Please gather and copy every line of the records below that contains the string "number". Case counts.

-- Start Source data --

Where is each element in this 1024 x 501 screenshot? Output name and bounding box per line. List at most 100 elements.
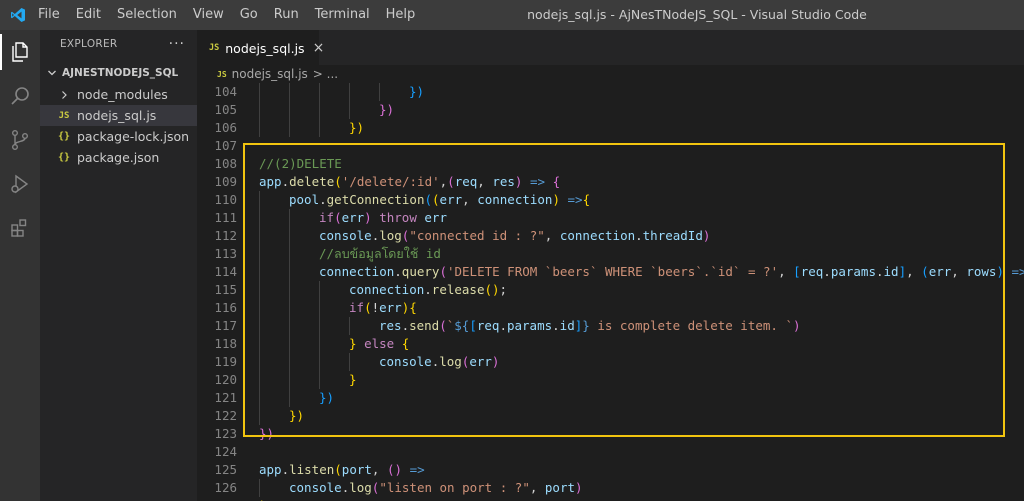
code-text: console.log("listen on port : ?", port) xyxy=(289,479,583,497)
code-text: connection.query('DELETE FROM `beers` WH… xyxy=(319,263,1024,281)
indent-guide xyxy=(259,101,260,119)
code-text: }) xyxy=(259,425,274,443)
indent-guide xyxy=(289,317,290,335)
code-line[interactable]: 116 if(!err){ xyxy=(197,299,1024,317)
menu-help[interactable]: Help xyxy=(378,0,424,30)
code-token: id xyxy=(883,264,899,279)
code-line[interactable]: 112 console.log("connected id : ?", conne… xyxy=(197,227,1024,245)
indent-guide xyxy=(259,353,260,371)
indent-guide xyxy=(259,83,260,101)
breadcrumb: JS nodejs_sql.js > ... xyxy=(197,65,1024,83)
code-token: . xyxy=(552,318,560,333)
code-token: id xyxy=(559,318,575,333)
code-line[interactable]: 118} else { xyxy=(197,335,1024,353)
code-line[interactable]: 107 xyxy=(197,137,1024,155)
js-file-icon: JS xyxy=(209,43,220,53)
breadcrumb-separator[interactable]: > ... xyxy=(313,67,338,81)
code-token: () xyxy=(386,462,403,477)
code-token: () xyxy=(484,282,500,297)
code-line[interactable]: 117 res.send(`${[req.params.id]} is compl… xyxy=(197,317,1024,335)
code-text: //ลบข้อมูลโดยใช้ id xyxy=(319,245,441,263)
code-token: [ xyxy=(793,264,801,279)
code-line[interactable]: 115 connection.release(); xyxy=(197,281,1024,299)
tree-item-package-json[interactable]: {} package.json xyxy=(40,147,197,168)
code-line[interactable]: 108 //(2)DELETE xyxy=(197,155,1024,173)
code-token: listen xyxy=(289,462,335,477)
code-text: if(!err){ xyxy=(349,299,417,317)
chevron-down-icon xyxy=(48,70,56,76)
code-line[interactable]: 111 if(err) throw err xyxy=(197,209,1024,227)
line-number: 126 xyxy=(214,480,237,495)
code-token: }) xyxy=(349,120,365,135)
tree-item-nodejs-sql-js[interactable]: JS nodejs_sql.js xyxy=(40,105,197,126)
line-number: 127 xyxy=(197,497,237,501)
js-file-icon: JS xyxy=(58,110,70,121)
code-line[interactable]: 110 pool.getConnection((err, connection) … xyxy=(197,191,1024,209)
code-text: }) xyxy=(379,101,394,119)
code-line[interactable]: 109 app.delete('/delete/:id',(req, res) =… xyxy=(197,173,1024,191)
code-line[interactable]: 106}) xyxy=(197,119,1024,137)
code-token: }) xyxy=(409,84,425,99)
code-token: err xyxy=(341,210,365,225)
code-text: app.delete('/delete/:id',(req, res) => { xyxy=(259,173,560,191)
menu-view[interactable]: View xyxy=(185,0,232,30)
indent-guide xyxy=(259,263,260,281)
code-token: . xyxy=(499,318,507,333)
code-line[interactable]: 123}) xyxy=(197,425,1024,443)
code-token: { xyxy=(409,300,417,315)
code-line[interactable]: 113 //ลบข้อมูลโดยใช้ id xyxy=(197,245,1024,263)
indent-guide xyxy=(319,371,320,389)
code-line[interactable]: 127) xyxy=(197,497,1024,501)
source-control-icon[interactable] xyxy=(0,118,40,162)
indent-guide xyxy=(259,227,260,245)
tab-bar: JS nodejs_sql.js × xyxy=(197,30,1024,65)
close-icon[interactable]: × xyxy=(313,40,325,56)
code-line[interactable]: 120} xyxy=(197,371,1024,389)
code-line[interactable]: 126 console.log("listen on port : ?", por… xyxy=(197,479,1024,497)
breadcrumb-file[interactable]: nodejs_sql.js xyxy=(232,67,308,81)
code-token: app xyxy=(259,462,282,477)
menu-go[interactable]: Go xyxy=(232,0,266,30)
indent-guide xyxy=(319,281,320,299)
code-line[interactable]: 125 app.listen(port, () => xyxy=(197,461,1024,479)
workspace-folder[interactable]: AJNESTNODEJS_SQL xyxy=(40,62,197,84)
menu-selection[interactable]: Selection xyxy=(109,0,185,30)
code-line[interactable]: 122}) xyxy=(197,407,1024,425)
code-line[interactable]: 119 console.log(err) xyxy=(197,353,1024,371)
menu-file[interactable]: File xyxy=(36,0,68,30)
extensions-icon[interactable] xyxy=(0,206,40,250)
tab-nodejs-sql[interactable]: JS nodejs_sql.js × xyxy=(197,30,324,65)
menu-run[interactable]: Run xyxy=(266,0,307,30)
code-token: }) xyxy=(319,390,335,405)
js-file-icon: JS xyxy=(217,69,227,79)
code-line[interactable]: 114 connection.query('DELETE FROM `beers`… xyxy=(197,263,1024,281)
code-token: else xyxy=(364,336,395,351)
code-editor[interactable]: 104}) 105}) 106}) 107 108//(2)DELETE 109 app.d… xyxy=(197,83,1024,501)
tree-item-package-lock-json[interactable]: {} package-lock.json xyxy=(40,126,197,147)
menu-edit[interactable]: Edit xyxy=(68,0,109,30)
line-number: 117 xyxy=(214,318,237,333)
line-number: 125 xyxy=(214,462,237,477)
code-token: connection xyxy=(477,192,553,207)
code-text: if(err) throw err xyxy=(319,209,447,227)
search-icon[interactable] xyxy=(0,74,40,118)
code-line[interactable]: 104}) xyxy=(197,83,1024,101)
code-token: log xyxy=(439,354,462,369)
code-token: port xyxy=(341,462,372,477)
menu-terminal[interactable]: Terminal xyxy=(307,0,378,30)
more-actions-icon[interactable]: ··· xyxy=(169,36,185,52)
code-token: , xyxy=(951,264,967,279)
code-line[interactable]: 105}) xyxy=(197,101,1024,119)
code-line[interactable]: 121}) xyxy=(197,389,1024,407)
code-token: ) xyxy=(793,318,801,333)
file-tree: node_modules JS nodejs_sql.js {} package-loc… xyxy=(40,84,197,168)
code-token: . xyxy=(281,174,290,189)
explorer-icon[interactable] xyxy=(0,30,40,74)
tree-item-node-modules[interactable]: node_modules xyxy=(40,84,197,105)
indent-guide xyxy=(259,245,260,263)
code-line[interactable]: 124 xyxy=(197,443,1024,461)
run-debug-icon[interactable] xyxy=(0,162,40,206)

-- End Source data --

__Output for this task__
line-number: 126 xyxy=(214,480,237,495)
line-number: 127 xyxy=(197,497,237,501)
line-number: 117 xyxy=(214,318,237,333)
line-number: 125 xyxy=(214,462,237,477)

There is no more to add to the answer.